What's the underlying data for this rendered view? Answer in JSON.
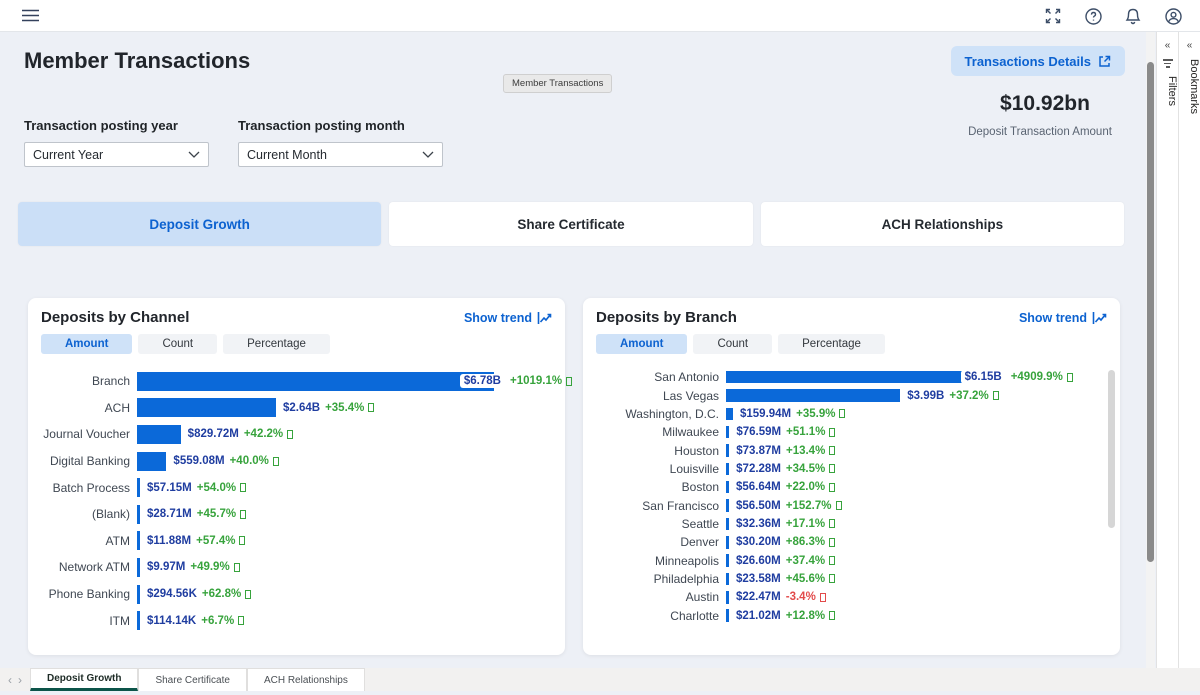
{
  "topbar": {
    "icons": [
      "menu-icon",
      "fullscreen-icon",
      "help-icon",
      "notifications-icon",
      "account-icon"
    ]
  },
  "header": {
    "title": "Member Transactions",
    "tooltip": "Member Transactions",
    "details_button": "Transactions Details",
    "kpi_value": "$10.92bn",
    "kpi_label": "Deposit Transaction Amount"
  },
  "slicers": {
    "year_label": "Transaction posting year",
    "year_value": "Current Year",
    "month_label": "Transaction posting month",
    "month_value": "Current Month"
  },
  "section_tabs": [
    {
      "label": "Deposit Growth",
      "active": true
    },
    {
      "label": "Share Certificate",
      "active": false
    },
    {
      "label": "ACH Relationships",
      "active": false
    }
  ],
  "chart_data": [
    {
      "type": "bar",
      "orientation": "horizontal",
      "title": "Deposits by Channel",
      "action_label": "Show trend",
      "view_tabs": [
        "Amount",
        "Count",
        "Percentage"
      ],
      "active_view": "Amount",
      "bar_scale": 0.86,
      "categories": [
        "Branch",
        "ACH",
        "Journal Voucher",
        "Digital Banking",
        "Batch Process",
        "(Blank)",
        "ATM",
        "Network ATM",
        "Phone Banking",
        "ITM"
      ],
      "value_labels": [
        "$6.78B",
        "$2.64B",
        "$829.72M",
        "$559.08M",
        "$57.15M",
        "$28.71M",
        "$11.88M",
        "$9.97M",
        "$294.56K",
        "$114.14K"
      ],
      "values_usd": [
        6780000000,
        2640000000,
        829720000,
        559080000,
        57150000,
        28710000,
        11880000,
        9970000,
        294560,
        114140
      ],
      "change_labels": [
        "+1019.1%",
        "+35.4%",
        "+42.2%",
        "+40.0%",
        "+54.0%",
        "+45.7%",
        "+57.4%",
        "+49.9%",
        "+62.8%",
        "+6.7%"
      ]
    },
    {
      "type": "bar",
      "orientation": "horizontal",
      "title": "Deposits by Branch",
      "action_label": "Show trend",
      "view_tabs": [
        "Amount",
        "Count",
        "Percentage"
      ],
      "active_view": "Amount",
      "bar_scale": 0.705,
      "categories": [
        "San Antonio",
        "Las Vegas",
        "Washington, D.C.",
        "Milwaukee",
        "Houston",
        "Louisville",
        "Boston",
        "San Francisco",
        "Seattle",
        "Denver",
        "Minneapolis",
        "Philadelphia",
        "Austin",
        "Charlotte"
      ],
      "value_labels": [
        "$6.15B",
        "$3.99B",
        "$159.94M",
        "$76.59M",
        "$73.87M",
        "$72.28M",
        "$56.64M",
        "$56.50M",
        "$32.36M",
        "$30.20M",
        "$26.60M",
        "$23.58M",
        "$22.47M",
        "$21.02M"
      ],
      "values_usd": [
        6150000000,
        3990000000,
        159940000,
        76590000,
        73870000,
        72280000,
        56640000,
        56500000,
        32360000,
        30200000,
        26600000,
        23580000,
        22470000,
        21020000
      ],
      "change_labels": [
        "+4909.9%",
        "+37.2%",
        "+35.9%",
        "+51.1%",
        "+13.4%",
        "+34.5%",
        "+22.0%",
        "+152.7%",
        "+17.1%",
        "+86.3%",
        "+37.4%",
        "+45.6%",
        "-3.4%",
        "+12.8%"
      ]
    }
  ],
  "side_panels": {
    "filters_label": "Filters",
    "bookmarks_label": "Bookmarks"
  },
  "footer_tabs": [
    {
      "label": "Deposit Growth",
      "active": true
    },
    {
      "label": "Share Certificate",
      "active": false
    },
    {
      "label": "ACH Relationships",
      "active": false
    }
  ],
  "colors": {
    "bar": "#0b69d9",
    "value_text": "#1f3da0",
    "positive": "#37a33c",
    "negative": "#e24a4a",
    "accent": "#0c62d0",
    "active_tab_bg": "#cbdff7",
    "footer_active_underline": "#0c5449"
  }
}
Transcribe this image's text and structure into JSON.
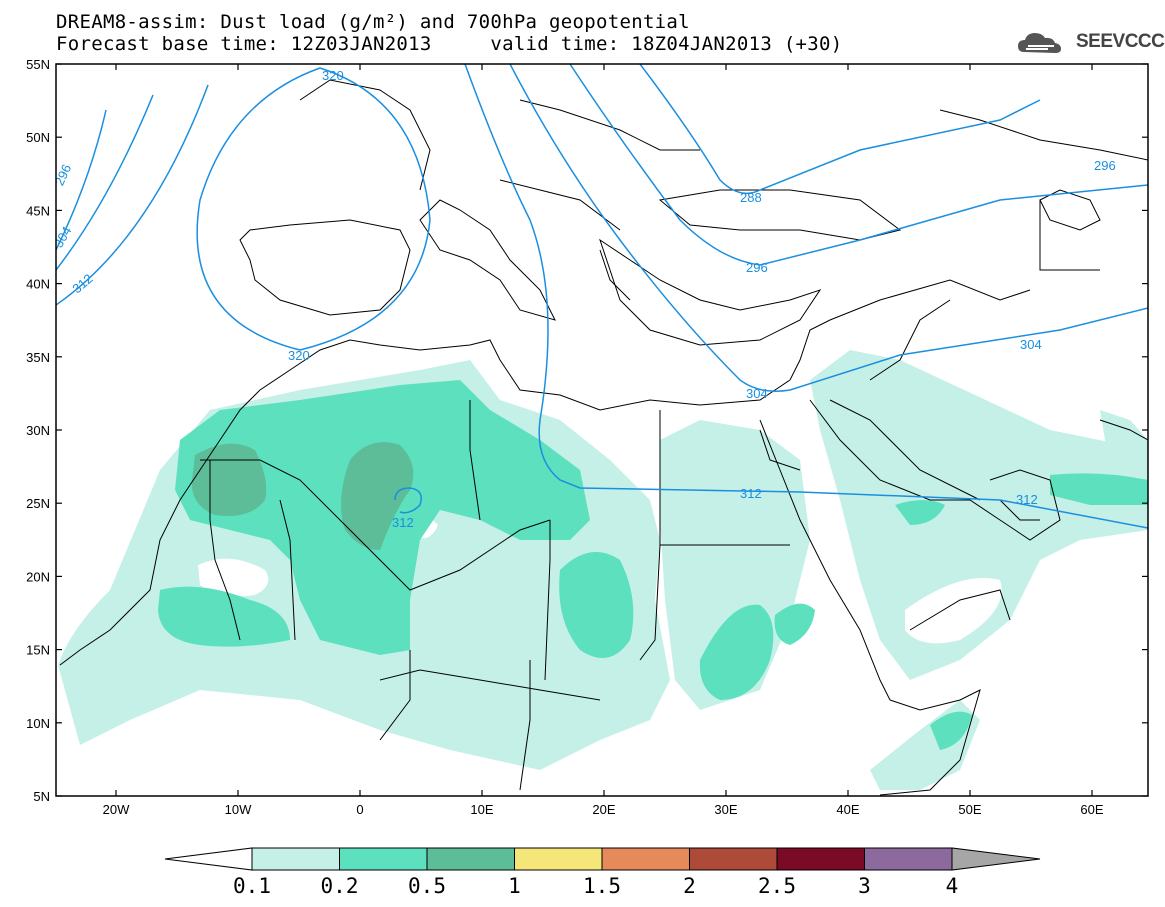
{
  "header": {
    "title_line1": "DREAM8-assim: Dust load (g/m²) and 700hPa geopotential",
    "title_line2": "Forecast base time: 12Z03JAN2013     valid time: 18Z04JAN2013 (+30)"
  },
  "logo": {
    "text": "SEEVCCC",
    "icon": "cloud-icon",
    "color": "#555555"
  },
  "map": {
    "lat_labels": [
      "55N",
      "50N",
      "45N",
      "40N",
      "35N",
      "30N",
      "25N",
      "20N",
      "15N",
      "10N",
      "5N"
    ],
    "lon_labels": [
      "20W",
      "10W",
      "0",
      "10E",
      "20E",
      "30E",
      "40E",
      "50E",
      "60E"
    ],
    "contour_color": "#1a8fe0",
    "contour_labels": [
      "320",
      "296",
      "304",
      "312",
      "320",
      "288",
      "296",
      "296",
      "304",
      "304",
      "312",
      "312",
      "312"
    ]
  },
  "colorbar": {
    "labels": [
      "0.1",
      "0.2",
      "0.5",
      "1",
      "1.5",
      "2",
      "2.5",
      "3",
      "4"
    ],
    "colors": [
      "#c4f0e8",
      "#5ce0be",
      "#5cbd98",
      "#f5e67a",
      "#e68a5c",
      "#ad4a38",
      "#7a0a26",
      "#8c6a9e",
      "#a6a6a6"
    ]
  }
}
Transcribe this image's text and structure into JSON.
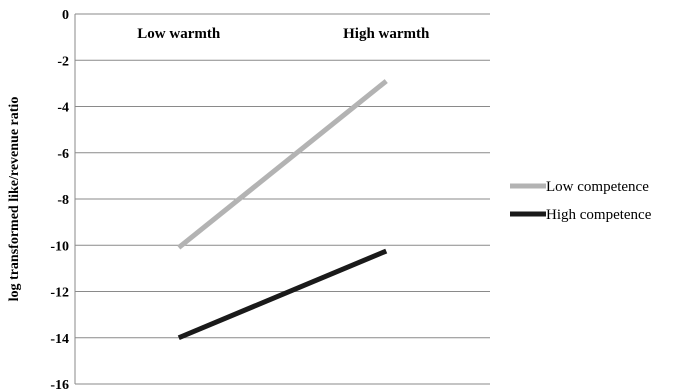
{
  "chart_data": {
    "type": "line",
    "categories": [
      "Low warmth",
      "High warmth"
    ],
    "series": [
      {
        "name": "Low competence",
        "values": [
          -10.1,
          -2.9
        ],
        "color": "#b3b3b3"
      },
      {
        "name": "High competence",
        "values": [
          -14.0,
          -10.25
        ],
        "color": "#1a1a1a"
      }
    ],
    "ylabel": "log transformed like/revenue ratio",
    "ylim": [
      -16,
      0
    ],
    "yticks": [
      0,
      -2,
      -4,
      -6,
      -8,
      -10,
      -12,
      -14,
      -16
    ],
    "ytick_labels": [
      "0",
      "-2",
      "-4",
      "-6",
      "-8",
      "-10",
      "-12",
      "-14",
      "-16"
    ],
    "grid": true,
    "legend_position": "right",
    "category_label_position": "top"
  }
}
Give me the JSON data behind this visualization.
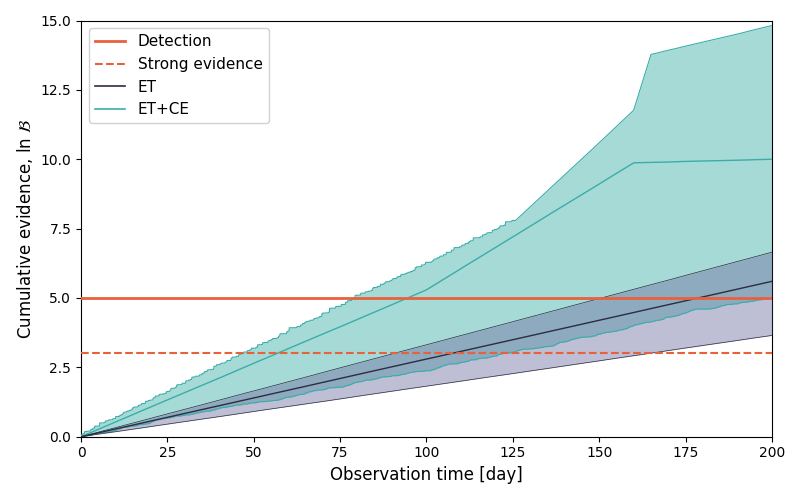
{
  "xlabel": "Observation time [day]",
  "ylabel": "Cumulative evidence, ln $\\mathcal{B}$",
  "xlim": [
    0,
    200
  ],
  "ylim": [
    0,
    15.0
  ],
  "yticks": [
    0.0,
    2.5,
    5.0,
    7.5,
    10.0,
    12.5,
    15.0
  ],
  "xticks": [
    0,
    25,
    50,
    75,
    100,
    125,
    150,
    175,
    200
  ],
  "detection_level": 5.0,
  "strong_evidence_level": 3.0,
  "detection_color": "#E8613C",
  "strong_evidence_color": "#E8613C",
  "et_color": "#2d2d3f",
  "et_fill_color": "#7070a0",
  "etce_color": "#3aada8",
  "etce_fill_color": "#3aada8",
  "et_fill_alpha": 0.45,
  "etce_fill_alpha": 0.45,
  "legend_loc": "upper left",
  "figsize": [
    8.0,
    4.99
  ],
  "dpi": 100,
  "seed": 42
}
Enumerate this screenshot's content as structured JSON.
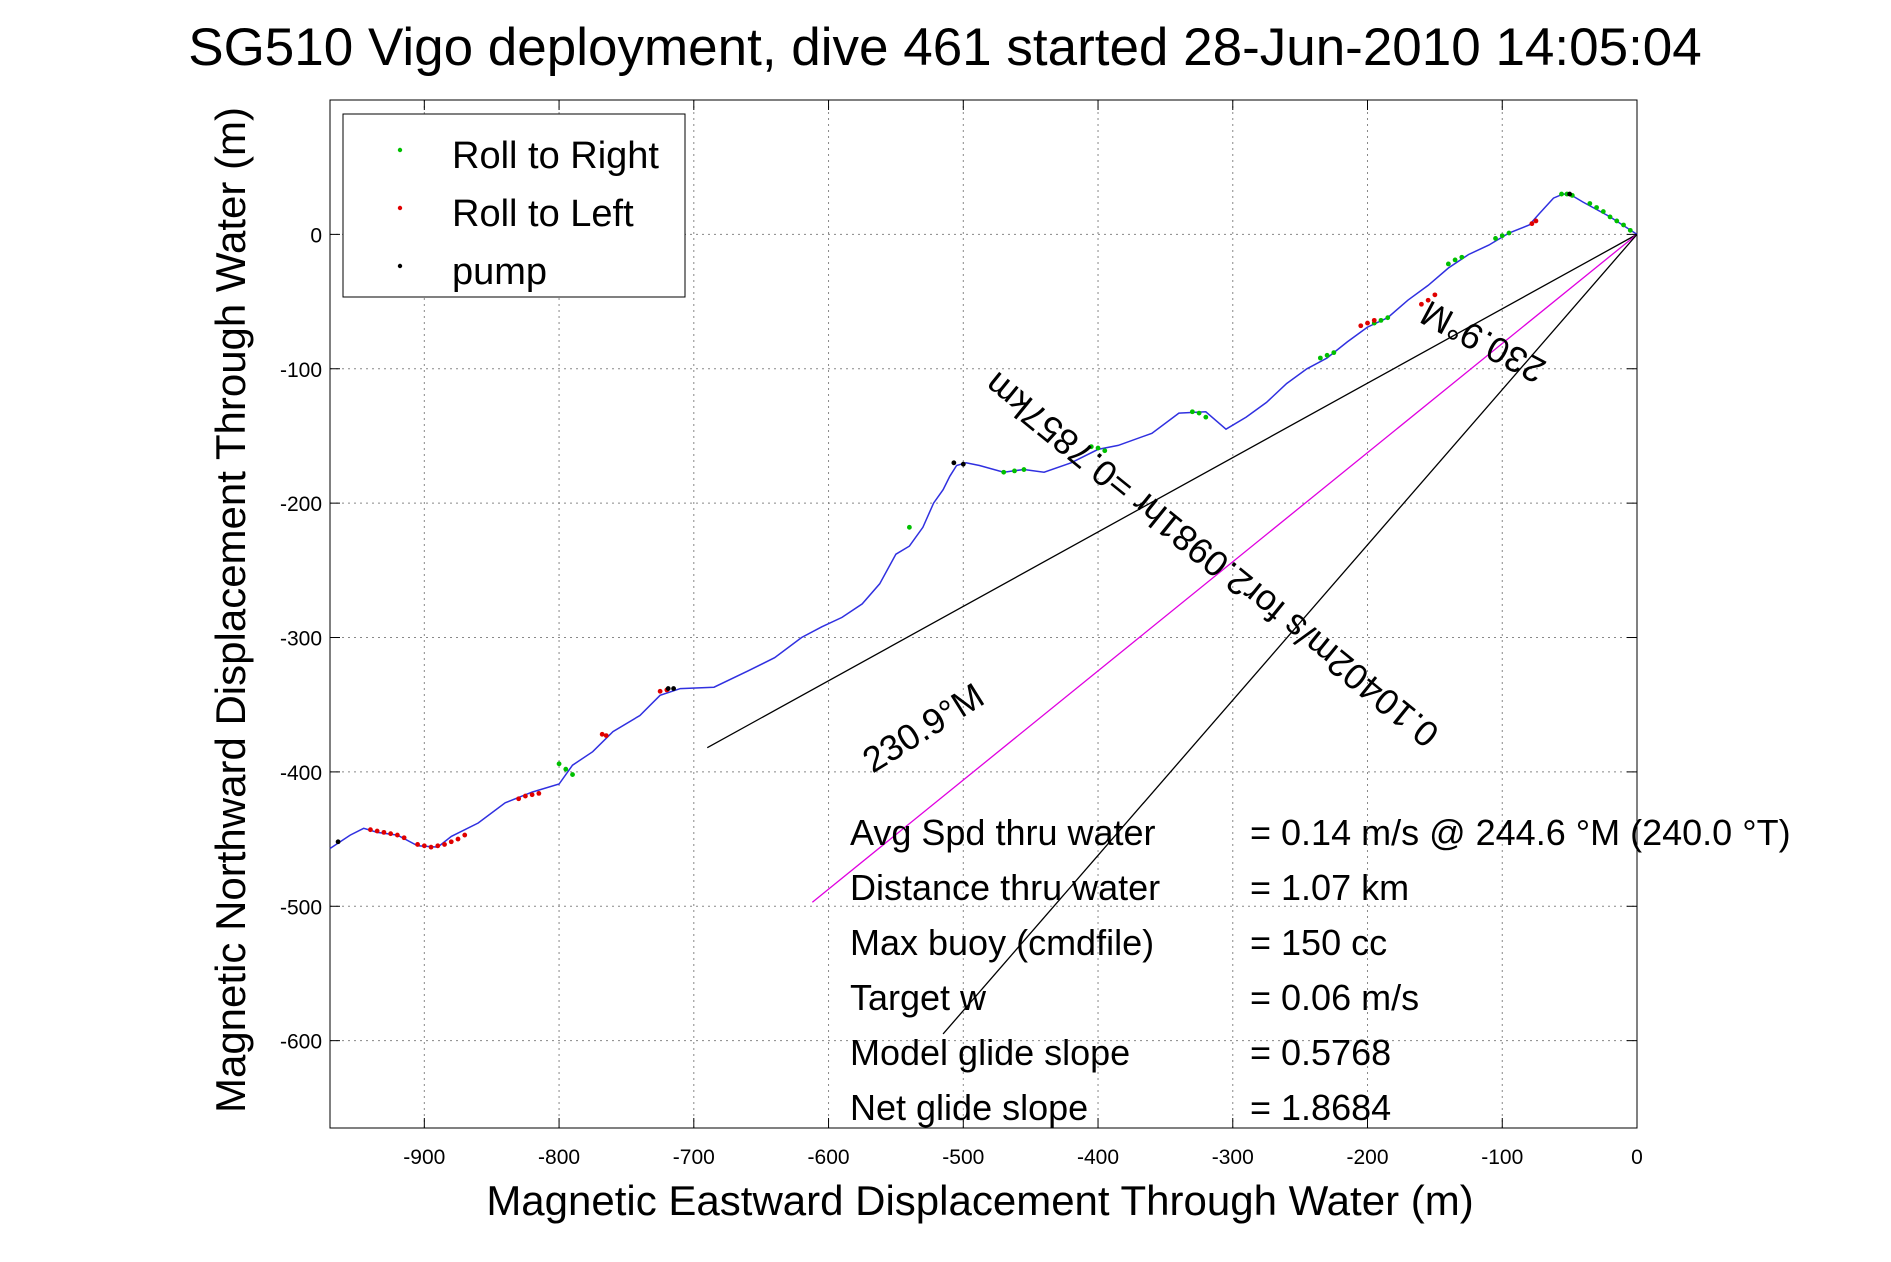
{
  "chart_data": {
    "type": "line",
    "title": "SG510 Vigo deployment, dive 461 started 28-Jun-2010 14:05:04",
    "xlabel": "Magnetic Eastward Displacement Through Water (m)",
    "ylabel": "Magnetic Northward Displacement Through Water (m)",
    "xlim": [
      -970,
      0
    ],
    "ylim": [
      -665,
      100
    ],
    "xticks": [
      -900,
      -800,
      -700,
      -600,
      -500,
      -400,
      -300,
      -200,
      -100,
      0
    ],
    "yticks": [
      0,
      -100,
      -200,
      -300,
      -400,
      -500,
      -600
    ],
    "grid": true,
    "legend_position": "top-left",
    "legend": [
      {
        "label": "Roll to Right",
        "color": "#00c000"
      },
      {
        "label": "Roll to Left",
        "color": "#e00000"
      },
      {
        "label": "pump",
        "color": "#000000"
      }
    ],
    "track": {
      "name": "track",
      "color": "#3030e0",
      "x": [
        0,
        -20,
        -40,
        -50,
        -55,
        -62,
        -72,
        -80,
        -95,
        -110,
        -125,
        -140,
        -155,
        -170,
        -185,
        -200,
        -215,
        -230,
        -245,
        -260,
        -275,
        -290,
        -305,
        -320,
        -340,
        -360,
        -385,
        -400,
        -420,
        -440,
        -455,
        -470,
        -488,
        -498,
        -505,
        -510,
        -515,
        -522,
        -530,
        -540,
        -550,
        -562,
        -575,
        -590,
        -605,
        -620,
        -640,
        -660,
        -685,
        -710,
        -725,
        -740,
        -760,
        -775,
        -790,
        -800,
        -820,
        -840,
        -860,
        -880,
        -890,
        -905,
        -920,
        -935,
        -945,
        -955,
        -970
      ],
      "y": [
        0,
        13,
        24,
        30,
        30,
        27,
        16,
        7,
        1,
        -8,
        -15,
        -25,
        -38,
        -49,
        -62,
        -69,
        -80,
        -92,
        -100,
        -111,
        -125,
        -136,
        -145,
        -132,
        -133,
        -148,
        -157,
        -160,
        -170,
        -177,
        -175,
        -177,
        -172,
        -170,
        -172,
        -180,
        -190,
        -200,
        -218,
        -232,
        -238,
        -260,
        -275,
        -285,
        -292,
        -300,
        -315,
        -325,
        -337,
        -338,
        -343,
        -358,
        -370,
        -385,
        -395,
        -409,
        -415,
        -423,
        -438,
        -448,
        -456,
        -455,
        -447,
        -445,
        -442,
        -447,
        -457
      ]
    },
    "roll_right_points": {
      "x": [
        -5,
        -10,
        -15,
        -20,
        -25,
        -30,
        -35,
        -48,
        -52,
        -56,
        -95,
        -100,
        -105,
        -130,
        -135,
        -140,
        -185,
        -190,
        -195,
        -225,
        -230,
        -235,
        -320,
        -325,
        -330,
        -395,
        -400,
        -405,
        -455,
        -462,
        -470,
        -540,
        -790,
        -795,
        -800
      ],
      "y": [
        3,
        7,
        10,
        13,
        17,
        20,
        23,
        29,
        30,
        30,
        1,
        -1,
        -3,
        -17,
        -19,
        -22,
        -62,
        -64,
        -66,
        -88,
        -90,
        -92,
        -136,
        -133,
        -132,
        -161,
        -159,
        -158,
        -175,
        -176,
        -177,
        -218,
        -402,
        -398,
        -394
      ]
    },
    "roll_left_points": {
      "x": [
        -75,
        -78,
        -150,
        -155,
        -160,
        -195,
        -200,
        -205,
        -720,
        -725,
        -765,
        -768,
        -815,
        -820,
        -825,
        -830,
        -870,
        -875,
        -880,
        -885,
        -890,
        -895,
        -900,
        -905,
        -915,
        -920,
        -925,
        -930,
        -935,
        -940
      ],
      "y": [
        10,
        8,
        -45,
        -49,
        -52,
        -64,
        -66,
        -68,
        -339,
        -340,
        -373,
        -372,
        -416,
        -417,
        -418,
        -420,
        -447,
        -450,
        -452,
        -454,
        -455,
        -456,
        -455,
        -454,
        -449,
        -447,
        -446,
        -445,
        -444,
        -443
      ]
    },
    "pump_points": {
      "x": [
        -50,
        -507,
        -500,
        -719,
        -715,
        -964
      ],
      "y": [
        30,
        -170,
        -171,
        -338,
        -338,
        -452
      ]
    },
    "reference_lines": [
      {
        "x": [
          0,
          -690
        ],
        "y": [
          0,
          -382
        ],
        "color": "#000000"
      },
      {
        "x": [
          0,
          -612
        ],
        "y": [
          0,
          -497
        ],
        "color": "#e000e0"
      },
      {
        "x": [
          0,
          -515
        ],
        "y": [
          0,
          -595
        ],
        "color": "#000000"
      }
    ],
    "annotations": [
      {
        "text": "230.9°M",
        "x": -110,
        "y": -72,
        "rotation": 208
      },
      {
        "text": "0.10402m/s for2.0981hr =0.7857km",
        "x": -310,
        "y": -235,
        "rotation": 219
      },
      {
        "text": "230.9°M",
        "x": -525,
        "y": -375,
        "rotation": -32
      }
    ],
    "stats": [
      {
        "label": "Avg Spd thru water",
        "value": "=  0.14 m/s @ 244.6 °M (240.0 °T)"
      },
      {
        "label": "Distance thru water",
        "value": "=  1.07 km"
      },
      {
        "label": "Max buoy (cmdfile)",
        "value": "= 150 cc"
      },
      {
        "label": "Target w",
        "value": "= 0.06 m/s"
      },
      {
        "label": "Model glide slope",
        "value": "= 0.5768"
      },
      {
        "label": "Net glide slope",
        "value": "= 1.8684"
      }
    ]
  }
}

__Stated exercise__
Determine the number of lines in the listing that contain the string "name". Write that number and nothing else.

__Exercise answer__
3